→ Exercise prompt: Below are some records. Pull every line that contains the word "Sales".

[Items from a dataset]
>>>>>

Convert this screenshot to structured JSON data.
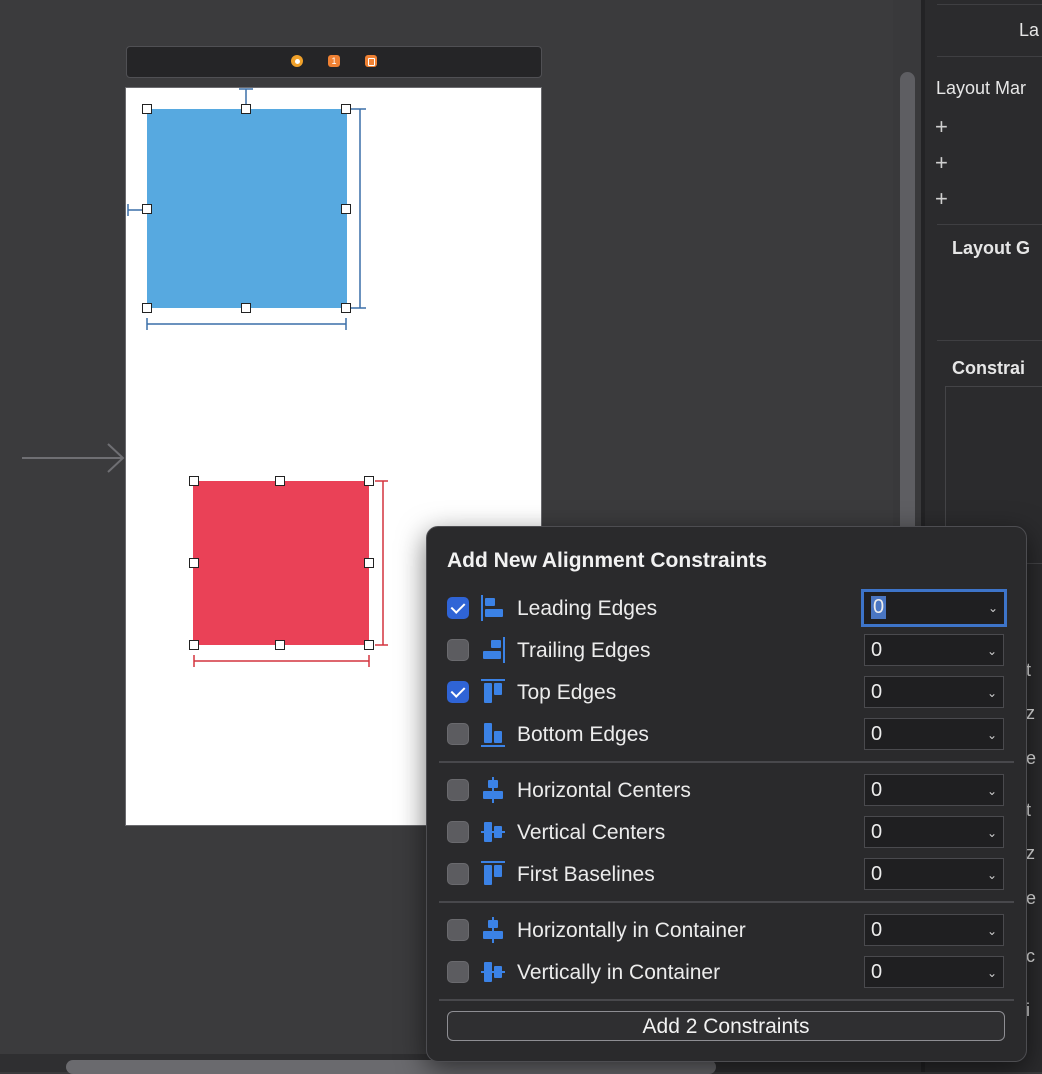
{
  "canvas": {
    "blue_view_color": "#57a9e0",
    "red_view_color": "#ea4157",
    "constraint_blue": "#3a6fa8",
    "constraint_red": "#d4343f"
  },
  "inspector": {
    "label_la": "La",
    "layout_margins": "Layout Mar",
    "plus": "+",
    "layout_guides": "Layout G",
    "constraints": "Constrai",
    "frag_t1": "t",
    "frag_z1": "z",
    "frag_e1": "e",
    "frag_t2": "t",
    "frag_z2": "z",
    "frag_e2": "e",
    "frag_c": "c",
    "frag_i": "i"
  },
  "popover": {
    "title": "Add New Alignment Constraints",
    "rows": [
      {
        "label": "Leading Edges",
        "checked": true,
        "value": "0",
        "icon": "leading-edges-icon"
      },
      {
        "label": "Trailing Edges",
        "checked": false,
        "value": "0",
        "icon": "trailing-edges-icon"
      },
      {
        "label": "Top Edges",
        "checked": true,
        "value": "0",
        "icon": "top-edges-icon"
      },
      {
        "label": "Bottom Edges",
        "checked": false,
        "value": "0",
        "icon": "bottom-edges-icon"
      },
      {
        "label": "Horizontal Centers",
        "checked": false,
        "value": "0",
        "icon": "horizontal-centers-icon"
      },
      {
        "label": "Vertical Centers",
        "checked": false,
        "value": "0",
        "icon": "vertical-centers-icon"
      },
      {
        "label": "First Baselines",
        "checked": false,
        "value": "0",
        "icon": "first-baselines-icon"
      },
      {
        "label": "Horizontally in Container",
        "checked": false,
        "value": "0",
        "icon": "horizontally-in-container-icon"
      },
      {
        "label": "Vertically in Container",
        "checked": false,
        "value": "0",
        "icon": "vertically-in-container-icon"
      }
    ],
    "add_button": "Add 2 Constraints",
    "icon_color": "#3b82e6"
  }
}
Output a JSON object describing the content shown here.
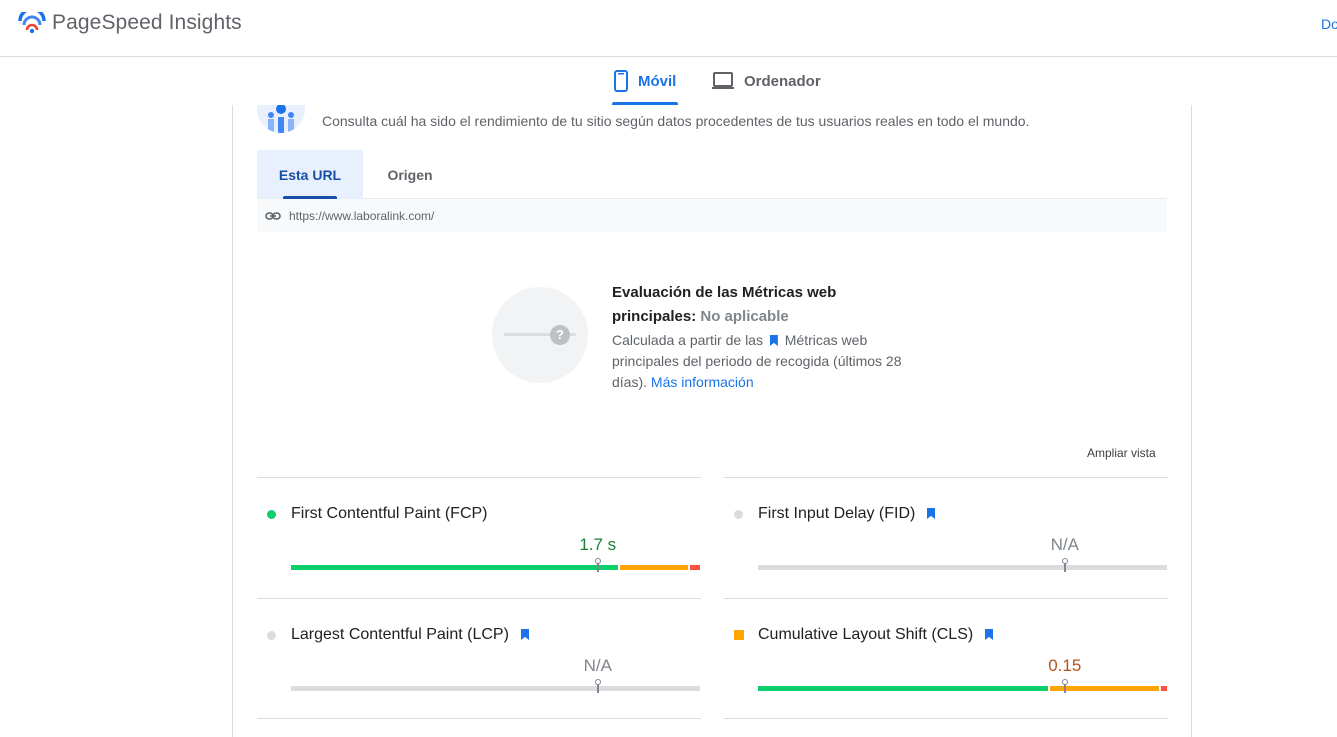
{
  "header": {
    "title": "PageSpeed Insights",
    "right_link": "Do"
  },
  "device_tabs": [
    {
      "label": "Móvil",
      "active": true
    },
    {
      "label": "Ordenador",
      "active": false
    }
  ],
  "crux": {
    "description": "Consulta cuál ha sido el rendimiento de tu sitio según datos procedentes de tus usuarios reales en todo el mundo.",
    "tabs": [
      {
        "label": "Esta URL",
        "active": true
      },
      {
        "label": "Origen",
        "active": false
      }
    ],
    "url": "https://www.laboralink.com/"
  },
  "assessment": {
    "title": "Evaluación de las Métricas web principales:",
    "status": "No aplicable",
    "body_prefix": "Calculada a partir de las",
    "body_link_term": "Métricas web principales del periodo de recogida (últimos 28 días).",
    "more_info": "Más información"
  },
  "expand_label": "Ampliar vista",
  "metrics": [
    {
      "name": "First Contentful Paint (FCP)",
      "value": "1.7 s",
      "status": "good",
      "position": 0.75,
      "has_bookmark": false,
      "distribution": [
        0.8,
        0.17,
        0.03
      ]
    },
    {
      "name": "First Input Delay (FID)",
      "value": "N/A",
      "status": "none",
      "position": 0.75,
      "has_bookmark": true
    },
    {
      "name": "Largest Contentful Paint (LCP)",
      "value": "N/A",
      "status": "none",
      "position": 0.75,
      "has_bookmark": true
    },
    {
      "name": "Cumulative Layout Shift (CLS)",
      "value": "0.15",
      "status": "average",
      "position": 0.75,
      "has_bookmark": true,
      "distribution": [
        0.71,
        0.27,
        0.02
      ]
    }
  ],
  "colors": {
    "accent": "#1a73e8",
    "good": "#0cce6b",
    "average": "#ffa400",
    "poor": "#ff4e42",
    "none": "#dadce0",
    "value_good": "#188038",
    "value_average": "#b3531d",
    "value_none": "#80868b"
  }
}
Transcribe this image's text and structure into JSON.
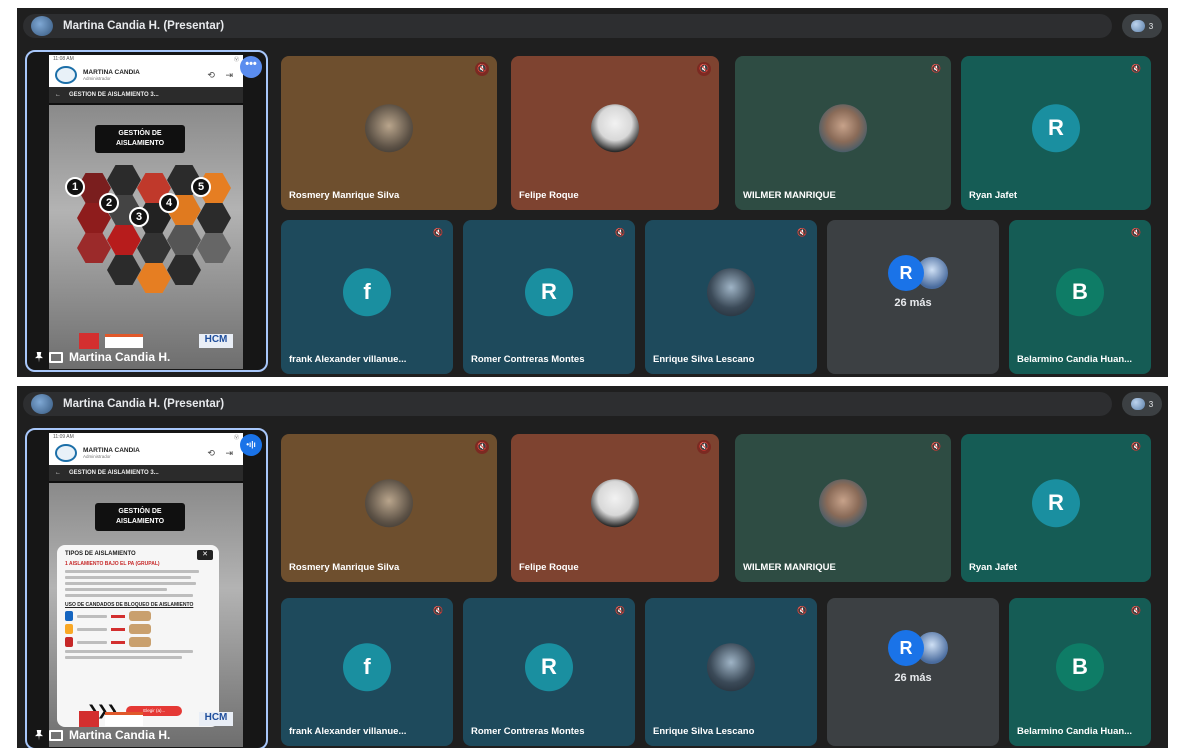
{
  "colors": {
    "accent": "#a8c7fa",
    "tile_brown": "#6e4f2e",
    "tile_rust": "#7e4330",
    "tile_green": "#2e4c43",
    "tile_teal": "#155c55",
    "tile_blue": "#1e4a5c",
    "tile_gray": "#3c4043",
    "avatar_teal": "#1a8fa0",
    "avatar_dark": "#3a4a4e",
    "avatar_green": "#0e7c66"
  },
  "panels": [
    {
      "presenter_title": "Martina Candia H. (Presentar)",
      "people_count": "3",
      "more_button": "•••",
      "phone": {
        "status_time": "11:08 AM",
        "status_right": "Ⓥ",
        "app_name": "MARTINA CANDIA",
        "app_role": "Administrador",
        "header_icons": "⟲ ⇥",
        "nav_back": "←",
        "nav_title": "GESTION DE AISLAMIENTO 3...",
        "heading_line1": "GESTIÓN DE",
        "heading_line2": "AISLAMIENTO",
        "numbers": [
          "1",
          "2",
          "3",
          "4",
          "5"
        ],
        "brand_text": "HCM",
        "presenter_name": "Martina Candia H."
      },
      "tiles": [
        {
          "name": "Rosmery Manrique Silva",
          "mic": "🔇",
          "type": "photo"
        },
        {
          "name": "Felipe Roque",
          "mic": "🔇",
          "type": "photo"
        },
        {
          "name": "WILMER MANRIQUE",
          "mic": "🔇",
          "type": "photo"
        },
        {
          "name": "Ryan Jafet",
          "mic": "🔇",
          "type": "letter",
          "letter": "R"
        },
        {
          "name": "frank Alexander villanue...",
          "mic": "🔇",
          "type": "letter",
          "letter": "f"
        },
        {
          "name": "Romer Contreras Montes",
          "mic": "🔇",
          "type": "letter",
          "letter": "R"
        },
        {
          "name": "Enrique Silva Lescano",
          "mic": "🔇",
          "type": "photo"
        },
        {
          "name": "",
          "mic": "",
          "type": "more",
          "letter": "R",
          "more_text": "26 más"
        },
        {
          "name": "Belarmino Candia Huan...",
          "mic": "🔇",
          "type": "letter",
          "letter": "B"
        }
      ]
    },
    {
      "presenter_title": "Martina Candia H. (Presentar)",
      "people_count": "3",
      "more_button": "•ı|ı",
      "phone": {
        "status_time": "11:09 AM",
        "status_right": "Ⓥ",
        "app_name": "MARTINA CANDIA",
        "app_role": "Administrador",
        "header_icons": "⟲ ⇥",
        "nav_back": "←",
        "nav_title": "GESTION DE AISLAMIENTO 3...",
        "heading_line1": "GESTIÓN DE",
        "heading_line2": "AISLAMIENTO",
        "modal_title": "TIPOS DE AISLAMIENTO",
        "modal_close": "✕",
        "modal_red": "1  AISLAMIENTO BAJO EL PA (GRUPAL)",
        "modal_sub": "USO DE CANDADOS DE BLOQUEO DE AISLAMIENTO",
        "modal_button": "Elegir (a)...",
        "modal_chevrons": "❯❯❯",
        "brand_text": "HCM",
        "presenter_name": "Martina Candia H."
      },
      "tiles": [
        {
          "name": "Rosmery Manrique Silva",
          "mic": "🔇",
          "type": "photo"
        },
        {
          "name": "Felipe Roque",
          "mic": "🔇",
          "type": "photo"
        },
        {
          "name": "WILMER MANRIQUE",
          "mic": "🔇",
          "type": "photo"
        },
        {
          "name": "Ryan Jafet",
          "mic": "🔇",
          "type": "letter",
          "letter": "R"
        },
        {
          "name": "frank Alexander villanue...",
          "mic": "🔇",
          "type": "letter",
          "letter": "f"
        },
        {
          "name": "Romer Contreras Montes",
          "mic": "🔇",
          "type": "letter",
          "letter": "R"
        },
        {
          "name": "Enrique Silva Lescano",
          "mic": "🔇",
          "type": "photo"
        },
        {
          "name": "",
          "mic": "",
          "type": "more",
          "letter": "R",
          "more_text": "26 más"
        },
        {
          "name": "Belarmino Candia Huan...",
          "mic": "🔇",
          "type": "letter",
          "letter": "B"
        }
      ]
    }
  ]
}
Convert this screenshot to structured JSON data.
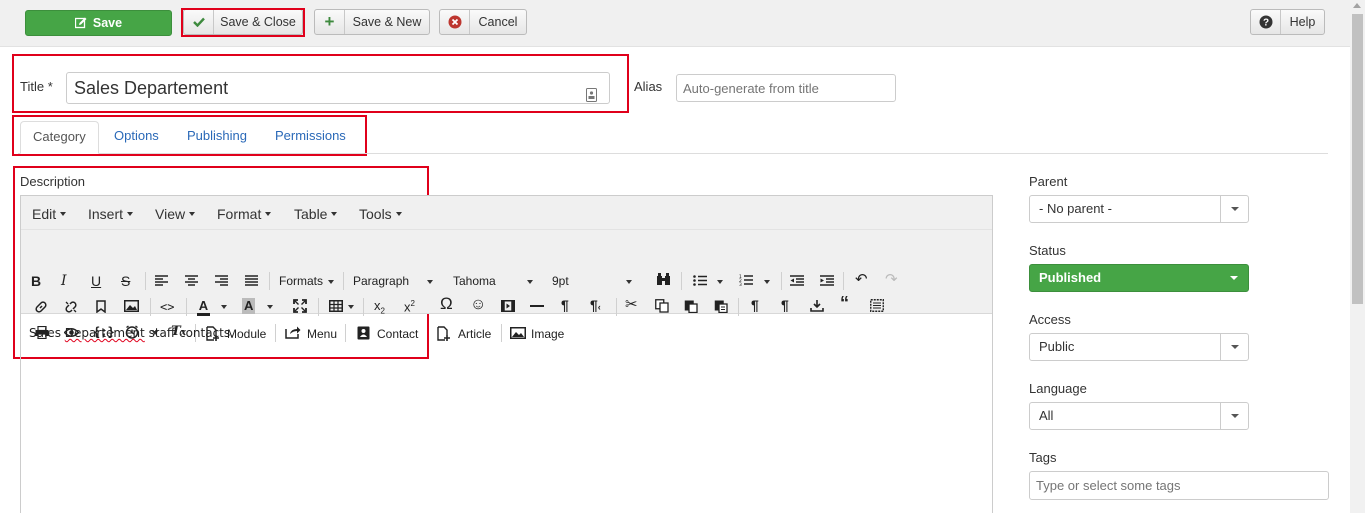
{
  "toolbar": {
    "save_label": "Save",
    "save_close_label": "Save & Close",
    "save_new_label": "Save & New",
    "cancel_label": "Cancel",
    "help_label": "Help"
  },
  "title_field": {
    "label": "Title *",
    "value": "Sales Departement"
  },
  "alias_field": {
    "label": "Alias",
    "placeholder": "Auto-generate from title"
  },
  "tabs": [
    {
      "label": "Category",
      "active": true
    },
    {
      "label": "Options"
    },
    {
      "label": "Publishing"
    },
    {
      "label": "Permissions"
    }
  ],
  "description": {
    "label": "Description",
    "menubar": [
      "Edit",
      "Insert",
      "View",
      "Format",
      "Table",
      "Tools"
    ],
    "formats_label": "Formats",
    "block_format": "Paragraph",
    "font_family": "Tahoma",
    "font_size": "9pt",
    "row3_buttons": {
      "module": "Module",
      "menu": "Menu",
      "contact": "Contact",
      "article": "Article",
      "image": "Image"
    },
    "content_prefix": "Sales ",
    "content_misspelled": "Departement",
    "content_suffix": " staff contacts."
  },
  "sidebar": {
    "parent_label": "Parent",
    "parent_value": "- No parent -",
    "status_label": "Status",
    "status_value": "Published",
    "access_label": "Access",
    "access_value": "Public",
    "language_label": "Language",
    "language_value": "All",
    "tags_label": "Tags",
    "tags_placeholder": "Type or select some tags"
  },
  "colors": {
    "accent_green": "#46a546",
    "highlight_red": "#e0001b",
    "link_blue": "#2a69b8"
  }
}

<<<<<

→ Exercise result:
    "value": "Sales Departement"
    "content_prefix": "Sales ",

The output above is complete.